### RECORDS SUPPLIED

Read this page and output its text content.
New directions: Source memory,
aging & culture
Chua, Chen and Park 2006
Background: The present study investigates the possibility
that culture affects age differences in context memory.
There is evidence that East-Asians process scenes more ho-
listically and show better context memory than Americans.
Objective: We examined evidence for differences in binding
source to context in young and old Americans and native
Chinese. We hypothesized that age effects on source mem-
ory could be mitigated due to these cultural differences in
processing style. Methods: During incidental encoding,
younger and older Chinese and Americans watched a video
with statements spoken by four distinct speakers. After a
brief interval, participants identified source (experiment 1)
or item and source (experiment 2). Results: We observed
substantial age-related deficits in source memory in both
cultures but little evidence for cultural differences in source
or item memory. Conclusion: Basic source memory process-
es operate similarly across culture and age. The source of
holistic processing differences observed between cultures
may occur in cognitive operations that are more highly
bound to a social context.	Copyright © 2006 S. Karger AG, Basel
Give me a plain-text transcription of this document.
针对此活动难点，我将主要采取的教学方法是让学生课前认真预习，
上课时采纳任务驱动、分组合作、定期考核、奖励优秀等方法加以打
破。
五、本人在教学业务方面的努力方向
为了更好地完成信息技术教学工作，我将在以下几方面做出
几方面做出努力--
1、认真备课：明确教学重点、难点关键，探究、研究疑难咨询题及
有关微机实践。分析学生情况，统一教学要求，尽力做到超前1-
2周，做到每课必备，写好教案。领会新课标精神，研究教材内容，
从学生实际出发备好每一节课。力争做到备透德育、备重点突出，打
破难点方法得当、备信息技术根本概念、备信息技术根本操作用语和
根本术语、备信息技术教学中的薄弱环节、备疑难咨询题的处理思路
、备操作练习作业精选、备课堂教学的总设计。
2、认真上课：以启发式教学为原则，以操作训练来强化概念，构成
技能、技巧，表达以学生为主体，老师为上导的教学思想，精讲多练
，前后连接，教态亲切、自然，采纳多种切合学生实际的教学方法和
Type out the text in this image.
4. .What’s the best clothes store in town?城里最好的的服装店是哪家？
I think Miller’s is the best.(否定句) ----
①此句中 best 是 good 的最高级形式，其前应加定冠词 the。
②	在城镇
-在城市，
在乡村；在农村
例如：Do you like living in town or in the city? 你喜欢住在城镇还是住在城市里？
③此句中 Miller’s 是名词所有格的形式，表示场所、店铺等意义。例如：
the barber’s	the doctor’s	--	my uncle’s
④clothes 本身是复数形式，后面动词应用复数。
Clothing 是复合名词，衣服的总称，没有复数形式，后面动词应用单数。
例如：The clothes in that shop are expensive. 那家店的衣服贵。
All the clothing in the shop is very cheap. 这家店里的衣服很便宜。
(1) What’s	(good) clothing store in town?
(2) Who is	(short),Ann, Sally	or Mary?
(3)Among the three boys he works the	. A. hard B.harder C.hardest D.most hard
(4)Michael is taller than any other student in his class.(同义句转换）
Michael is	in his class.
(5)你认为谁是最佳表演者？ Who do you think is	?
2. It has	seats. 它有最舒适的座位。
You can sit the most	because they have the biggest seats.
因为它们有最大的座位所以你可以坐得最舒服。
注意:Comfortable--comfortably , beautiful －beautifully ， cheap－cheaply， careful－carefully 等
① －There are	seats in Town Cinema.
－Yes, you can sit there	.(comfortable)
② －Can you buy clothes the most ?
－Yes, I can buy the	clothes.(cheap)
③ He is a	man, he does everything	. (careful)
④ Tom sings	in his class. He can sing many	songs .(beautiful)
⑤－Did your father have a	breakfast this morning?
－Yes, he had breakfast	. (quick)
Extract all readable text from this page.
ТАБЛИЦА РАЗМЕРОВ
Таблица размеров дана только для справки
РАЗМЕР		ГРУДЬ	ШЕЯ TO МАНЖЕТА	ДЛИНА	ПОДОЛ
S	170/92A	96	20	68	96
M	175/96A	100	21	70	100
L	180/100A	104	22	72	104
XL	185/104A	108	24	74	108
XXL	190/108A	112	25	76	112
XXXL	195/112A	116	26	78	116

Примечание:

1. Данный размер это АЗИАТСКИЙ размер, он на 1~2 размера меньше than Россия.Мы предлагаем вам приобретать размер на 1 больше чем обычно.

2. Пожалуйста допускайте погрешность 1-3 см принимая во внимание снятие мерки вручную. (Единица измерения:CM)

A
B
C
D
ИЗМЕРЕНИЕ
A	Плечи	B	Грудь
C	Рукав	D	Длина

######

- _GIVEN REQUEST_
Report all lines of the data above that include the string "this".

- _EXERCISE RESULT_
Read this page and output its text content.
Give me a plain-text transcription of this document.
Type out the text in this image.
⑤－Did your father have a	breakfast this morning?
Extract all readable text from this page.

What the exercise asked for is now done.